● **Goal**
Reproduce every record below exactly as written, leaving out any pictures.
►
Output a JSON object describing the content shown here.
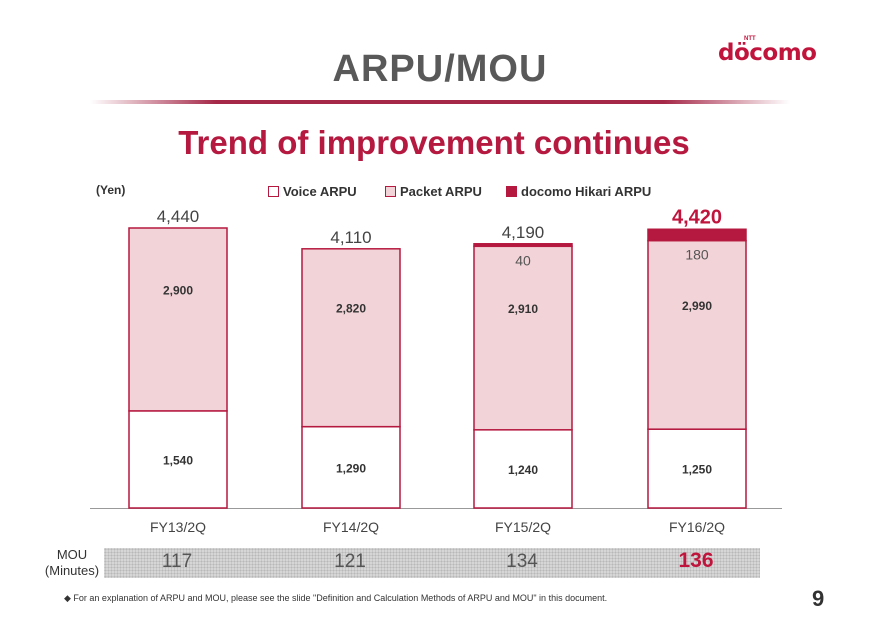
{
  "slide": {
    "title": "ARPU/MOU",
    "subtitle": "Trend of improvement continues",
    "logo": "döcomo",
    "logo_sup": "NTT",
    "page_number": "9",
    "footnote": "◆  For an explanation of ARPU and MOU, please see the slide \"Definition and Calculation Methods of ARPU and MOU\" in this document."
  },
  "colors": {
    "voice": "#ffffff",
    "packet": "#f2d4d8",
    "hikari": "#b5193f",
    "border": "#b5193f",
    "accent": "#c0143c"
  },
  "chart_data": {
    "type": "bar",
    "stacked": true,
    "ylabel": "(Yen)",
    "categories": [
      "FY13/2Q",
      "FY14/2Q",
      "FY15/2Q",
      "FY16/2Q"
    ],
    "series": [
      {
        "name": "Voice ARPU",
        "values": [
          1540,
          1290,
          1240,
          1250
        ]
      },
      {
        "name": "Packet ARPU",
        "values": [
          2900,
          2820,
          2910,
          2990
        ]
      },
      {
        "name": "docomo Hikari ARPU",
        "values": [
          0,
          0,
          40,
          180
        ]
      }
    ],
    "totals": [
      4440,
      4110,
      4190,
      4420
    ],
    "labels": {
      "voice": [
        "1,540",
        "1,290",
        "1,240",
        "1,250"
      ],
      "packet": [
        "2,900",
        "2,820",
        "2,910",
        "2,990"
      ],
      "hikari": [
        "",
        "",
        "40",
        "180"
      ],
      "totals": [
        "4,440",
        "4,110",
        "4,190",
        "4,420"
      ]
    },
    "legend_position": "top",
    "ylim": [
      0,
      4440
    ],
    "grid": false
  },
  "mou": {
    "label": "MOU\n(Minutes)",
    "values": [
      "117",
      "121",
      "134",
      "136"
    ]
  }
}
◄
● **Written response**
Output a JSON object describing the content shown here.
{
  "slide": {
    "title": "ARPU/MOU",
    "subtitle": "Trend of improvement continues",
    "logo": "döcomo",
    "logo_sup": "NTT",
    "page_number": "9",
    "footnote": "◆  For an explanation of ARPU and MOU, please see the slide \"Definition and Calculation Methods of ARPU and MOU\" in this document."
  },
  "colors": {
    "voice": "#ffffff",
    "packet": "#f2d4d8",
    "hikari": "#b5193f",
    "border": "#b5193f",
    "accent": "#c0143c"
  },
  "chart_data": {
    "type": "bar",
    "stacked": true,
    "ylabel": "(Yen)",
    "categories": [
      "FY13/2Q",
      "FY14/2Q",
      "FY15/2Q",
      "FY16/2Q"
    ],
    "series": [
      {
        "name": "Voice ARPU",
        "values": [
          1540,
          1290,
          1240,
          1250
        ]
      },
      {
        "name": "Packet ARPU",
        "values": [
          2900,
          2820,
          2910,
          2990
        ]
      },
      {
        "name": "docomo Hikari ARPU",
        "values": [
          0,
          0,
          40,
          180
        ]
      }
    ],
    "totals": [
      4440,
      4110,
      4190,
      4420
    ],
    "labels": {
      "voice": [
        "1,540",
        "1,290",
        "1,240",
        "1,250"
      ],
      "packet": [
        "2,900",
        "2,820",
        "2,910",
        "2,990"
      ],
      "hikari": [
        "",
        "",
        "40",
        "180"
      ],
      "totals": [
        "4,440",
        "4,110",
        "4,190",
        "4,420"
      ]
    },
    "legend_position": "top",
    "ylim": [
      0,
      4440
    ],
    "grid": false
  },
  "mou": {
    "label": "MOU\n(Minutes)",
    "values": [
      "117",
      "121",
      "134",
      "136"
    ]
  }
}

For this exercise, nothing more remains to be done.